Report all lines from the entries below in which "fruitière" appears.

┌─ DATA FOR PROCESSING

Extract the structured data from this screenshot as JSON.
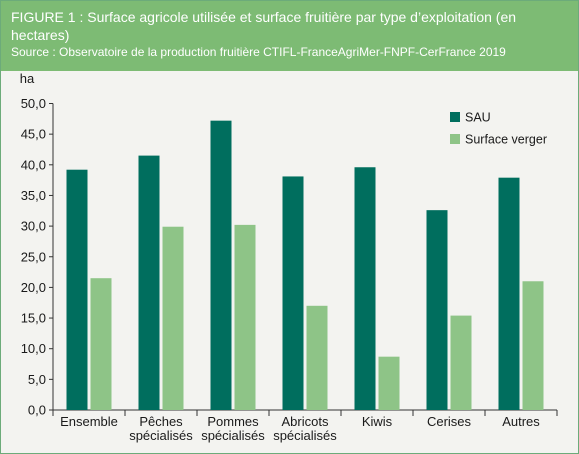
{
  "header": {
    "title": "FIGURE 1 : Surface agricole utilisée et surface fruitière par type d’exploitation (en hectares)",
    "source": "Source : Observatoire de la production fruitière CTIFL-FranceAgriMer-FNPF-CerFrance 2019"
  },
  "colors": {
    "header_bg": "#7dbb74",
    "sau": "#006e5e",
    "verger": "#8ec487"
  },
  "chart_data": {
    "type": "bar",
    "ylabel": "ha",
    "ylim": [
      0,
      50
    ],
    "yticks": [
      "0,0",
      "5,0",
      "10,0",
      "15,0",
      "20,0",
      "25,0",
      "30,0",
      "35,0",
      "40,0",
      "45,0",
      "50,0"
    ],
    "categories": [
      [
        "Ensemble"
      ],
      [
        "Pêches",
        "spécialisés"
      ],
      [
        "Pommes",
        "spécialisés"
      ],
      [
        "Abricots",
        "spécialisés"
      ],
      [
        "Kiwis"
      ],
      [
        "Cerises"
      ],
      [
        "Autres"
      ]
    ],
    "series": [
      {
        "name": "SAU",
        "color": "#006e5e",
        "values": [
          39.2,
          41.5,
          47.2,
          38.1,
          39.6,
          32.6,
          37.9
        ]
      },
      {
        "name": "Surface verger",
        "color": "#8ec487",
        "values": [
          21.5,
          29.9,
          30.2,
          17.0,
          8.7,
          15.4,
          21.0
        ]
      }
    ],
    "grid": false,
    "legend": "top-right"
  }
}
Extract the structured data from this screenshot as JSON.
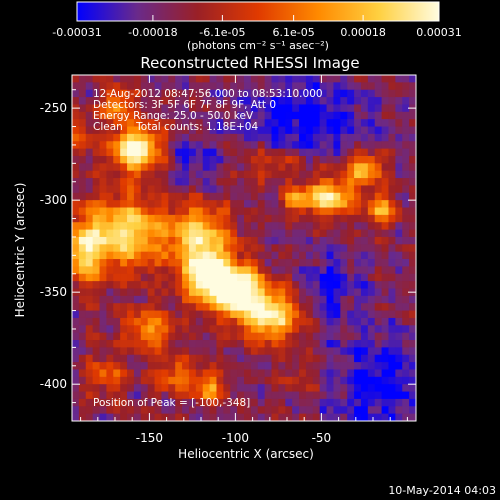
{
  "colorbar": {
    "tick_labels": [
      "-0.00031",
      "-0.00018",
      "-6.1e-05",
      "6.1e-05",
      "0.00018",
      "0.00031"
    ],
    "tick_values": [
      -0.00031,
      -0.00018,
      -6.1e-05,
      6.1e-05,
      0.00018,
      0.00031
    ],
    "range": [
      -0.00031,
      0.00031
    ],
    "units_label": "(photons cm⁻² s⁻¹ asec⁻²)",
    "colormap": [
      "#0000ff",
      "#6a2a8a",
      "#9a2026",
      "#e03a00",
      "#ff8a00",
      "#ffd040",
      "#fffce0"
    ]
  },
  "title": "Reconstructed RHESSI Image",
  "info_lines": [
    "12-Aug-2012 08:47:56.000 to 08:53:10.000",
    "Detectors: 3F 5F 6F 7F 8F 9F, Att 0",
    "Energy Range: 25.0 - 50.0 keV",
    "Clean    Total counts: 1.18E+04"
  ],
  "peak_label": "Position of Peak = [-100,-348]",
  "timestamp": "10-May-2014 04:03",
  "chart_data": {
    "type": "heatmap",
    "title": "Reconstructed RHESSI Image",
    "xlabel": "Heliocentric X (arcsec)",
    "ylabel": "Heliocentric Y (arcsec)",
    "xlim": [
      -195,
      5
    ],
    "ylim": [
      -420,
      -232
    ],
    "xticks": [
      -150,
      -100,
      -50
    ],
    "yticks": [
      -250,
      -300,
      -350,
      -400
    ],
    "xtick_labels": [
      "-150",
      "-100",
      "-50"
    ],
    "ytick_labels": [
      "-250",
      "-300",
      "-350",
      "-400"
    ],
    "peak": [
      -100,
      -348
    ],
    "cell_arcsec": 4,
    "sources": [
      {
        "x": -158,
        "y": -272,
        "sx": 10,
        "sy": 9,
        "amp": 0.95
      },
      {
        "x": -168,
        "y": -248,
        "sx": 7,
        "sy": 6,
        "amp": 0.55
      },
      {
        "x": -165,
        "y": -318,
        "sx": 18,
        "sy": 14,
        "amp": 0.78
      },
      {
        "x": -120,
        "y": -320,
        "sx": 12,
        "sy": 12,
        "amp": 0.7
      },
      {
        "x": -100,
        "y": -348,
        "sx": 10,
        "sy": 10,
        "amp": 1.0
      },
      {
        "x": -80,
        "y": -362,
        "sx": 12,
        "sy": 10,
        "amp": 0.85
      },
      {
        "x": -118,
        "y": -342,
        "sx": 9,
        "sy": 10,
        "amp": 0.8
      },
      {
        "x": -188,
        "y": -330,
        "sx": 6,
        "sy": 12,
        "amp": 0.65
      },
      {
        "x": -150,
        "y": -370,
        "sx": 10,
        "sy": 8,
        "amp": 0.5
      },
      {
        "x": -175,
        "y": -395,
        "sx": 8,
        "sy": 8,
        "amp": 0.35
      },
      {
        "x": -135,
        "y": -395,
        "sx": 9,
        "sy": 7,
        "amp": 0.4
      },
      {
        "x": -115,
        "y": -402,
        "sx": 6,
        "sy": 6,
        "amp": 0.55
      },
      {
        "x": -45,
        "y": -298,
        "sx": 10,
        "sy": 7,
        "amp": 0.8
      },
      {
        "x": -25,
        "y": -283,
        "sx": 7,
        "sy": 6,
        "amp": 0.7
      },
      {
        "x": -15,
        "y": -305,
        "sx": 6,
        "sy": 6,
        "amp": 0.6
      },
      {
        "x": -65,
        "y": -300,
        "sx": 6,
        "sy": 5,
        "amp": 0.45
      },
      {
        "x": -80,
        "y": -280,
        "sx": 12,
        "sy": 6,
        "amp": 0.28
      },
      {
        "x": -190,
        "y": -265,
        "sx": 5,
        "sy": 7,
        "amp": 0.4
      },
      {
        "x": -60,
        "y": -395,
        "sx": 8,
        "sy": 6,
        "amp": 0.22
      }
    ],
    "negative_regions": [
      {
        "x": -60,
        "y": -255,
        "sx": 28,
        "sy": 14,
        "amp": 0.35
      },
      {
        "x": -15,
        "y": -400,
        "sx": 22,
        "sy": 20,
        "amp": 0.32
      },
      {
        "x": -125,
        "y": -280,
        "sx": 10,
        "sy": 8,
        "amp": 0.25
      },
      {
        "x": -45,
        "y": -345,
        "sx": 12,
        "sy": 12,
        "amp": 0.3
      }
    ]
  }
}
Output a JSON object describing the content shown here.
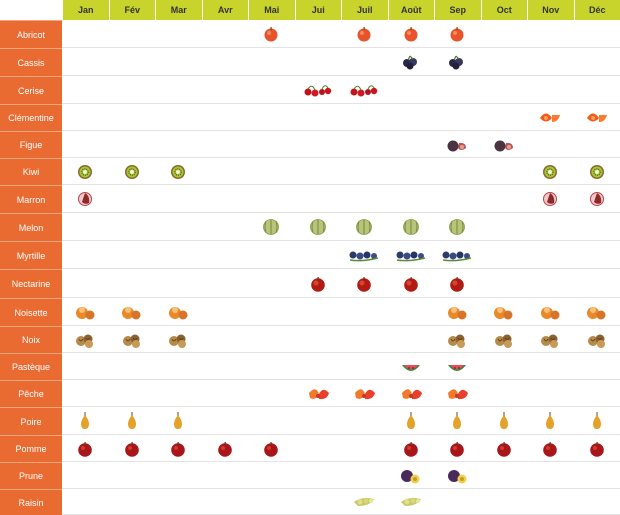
{
  "months": [
    "Jan",
    "Fév",
    "Mar",
    "Avr",
    "Mai",
    "Jui",
    "Juil",
    "Août",
    "Sep",
    "Oct",
    "Nov",
    "Déc"
  ],
  "colors": {
    "header": "#c8d32c",
    "label": "#ea6b32",
    "label_text": "#ffffff",
    "grid": "#e3e3e3"
  },
  "fruits": [
    {
      "name": "Abricot",
      "icon": "apricot-icon",
      "months": [
        5,
        7,
        8,
        9
      ]
    },
    {
      "name": "Cassis",
      "icon": "blackcurrant-icon",
      "months": [
        8,
        9
      ]
    },
    {
      "name": "Cerise",
      "icon": "cherry-icon",
      "months": [
        6,
        7
      ]
    },
    {
      "name": "Clémentine",
      "icon": "clementine-icon",
      "months": [
        11,
        12
      ]
    },
    {
      "name": "Figue",
      "icon": "fig-icon",
      "months": [
        9,
        10
      ]
    },
    {
      "name": "Kiwi",
      "icon": "kiwi-icon",
      "months": [
        1,
        2,
        3,
        11,
        12
      ]
    },
    {
      "name": "Marron",
      "icon": "chestnut-icon",
      "months": [
        1,
        11,
        12
      ]
    },
    {
      "name": "Melon",
      "icon": "melon-icon",
      "months": [
        5,
        6,
        7,
        8,
        9
      ]
    },
    {
      "name": "Myrtille",
      "icon": "blueberry-icon",
      "months": [
        7,
        8,
        9
      ]
    },
    {
      "name": "Nectarine",
      "icon": "nectarine-icon",
      "months": [
        6,
        7,
        8,
        9
      ]
    },
    {
      "name": "Noisette",
      "icon": "hazelnut-icon",
      "months": [
        1,
        2,
        3,
        9,
        10,
        11,
        12
      ]
    },
    {
      "name": "Noix",
      "icon": "walnut-icon",
      "months": [
        1,
        2,
        3,
        9,
        10,
        11,
        12
      ]
    },
    {
      "name": "Pastèque",
      "icon": "watermelon-icon",
      "months": [
        8,
        9
      ]
    },
    {
      "name": "Pêche",
      "icon": "peach-icon",
      "months": [
        6,
        7,
        8,
        9
      ]
    },
    {
      "name": "Poire",
      "icon": "pear-icon",
      "months": [
        1,
        2,
        3,
        8,
        9,
        10,
        11,
        12
      ]
    },
    {
      "name": "Pomme",
      "icon": "apple-icon",
      "months": [
        1,
        2,
        3,
        4,
        5,
        8,
        9,
        10,
        11,
        12
      ]
    },
    {
      "name": "Prune",
      "icon": "plum-icon",
      "months": [
        8,
        9
      ]
    },
    {
      "name": "Raisin",
      "icon": "grape-icon",
      "months": [
        7,
        8
      ]
    }
  ]
}
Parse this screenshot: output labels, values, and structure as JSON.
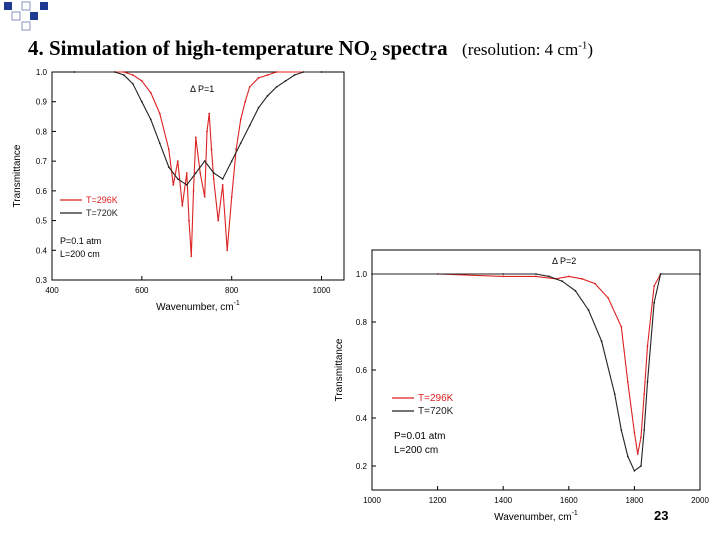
{
  "slide": {
    "title_main": "4. Simulation of high-temperature NO",
    "title_sub": "2",
    "title_rest": " spectra",
    "resolution_text": "(resolution: 4 cm",
    "resolution_sup": "-1",
    "resolution_close": ")",
    "page_number": "23"
  },
  "colors": {
    "red": "#dd2222",
    "black": "#222222",
    "bullet": "#1f3a93",
    "bullet_outline": "#9aa6cc"
  },
  "chart_data": [
    {
      "type": "line",
      "title": "",
      "annotation": "Δ P=1",
      "xlabel": "Wavenumber, cm",
      "xlabel_sup": "-1",
      "ylabel": "Transmittance",
      "xlim": [
        400,
        1050
      ],
      "ylim": [
        0.3,
        1.0
      ],
      "xticks": [
        "400",
        "600",
        "800",
        "1000"
      ],
      "yticks": [
        "0.3",
        "0.4",
        "0.5",
        "0.6",
        "0.7",
        "0.8",
        "0.9",
        "1.0"
      ],
      "legend_position": "left",
      "conditions": [
        "P=0.1 atm",
        "L=200 cm"
      ],
      "series": [
        {
          "name": "T=296K",
          "color": "#dd2222",
          "x": [
            450,
            540,
            560,
            580,
            600,
            620,
            640,
            660,
            670,
            680,
            690,
            700,
            705,
            710,
            715,
            720,
            730,
            740,
            745,
            750,
            755,
            760,
            770,
            780,
            790,
            800,
            810,
            820,
            830,
            840,
            860,
            880,
            900,
            1000
          ],
          "y": [
            1.0,
            1.0,
            1.0,
            0.99,
            0.97,
            0.93,
            0.86,
            0.74,
            0.62,
            0.7,
            0.55,
            0.66,
            0.5,
            0.38,
            0.6,
            0.78,
            0.66,
            0.58,
            0.8,
            0.86,
            0.74,
            0.64,
            0.5,
            0.62,
            0.4,
            0.58,
            0.74,
            0.84,
            0.9,
            0.95,
            0.98,
            0.99,
            1.0,
            1.0
          ]
        },
        {
          "name": "T=720K",
          "color": "#222222",
          "x": [
            450,
            540,
            560,
            580,
            600,
            620,
            640,
            660,
            680,
            700,
            720,
            740,
            760,
            780,
            800,
            820,
            840,
            860,
            880,
            900,
            920,
            940,
            960,
            1000
          ],
          "y": [
            1.0,
            1.0,
            0.99,
            0.96,
            0.9,
            0.84,
            0.76,
            0.68,
            0.64,
            0.62,
            0.66,
            0.7,
            0.66,
            0.64,
            0.7,
            0.76,
            0.82,
            0.88,
            0.92,
            0.95,
            0.97,
            0.99,
            1.0,
            1.0
          ]
        }
      ]
    },
    {
      "type": "line",
      "title": "",
      "annotation": "Δ P=2",
      "xlabel": "Wavenumber, cm",
      "xlabel_sup": "-1",
      "ylabel": "Transmittance",
      "xlim": [
        1000,
        2000
      ],
      "ylim": [
        0.1,
        1.1
      ],
      "xticks": [
        "1000",
        "1200",
        "1400",
        "1600",
        "1800",
        "2000"
      ],
      "yticks": [
        "0.2",
        "0.4",
        "0.6",
        "0.8",
        "1.0"
      ],
      "legend_position": "left",
      "conditions": [
        "P=0.01 atm",
        "L=200 cm"
      ],
      "series": [
        {
          "name": "T=296K",
          "color": "#dd2222",
          "x": [
            1000,
            1200,
            1400,
            1500,
            1560,
            1600,
            1640,
            1680,
            1720,
            1760,
            1780,
            1800,
            1810,
            1820,
            1830,
            1840,
            1860,
            1880,
            2000
          ],
          "y": [
            1.0,
            1.0,
            0.99,
            0.99,
            0.98,
            0.99,
            0.98,
            0.96,
            0.9,
            0.78,
            0.55,
            0.34,
            0.25,
            0.32,
            0.5,
            0.7,
            0.95,
            1.0,
            1.0
          ]
        },
        {
          "name": "T=720K",
          "color": "#222222",
          "x": [
            1000,
            1400,
            1500,
            1540,
            1580,
            1620,
            1660,
            1700,
            1740,
            1760,
            1780,
            1800,
            1820,
            1830,
            1840,
            1860,
            1880,
            2000
          ],
          "y": [
            1.0,
            1.0,
            1.0,
            0.99,
            0.97,
            0.93,
            0.85,
            0.72,
            0.5,
            0.35,
            0.24,
            0.18,
            0.2,
            0.35,
            0.55,
            0.88,
            1.0,
            1.0
          ]
        }
      ]
    }
  ]
}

└─

**CORRECT RESULT**
    "title": "FIGURE 1 : Surface agricole utilisée et surface fruitière par type d’exploitation (en hectares)",
    "source": "Source : Observatoire de la production fruitière CTIFL-FranceAgriMer-FNPF-CerFrance 2019"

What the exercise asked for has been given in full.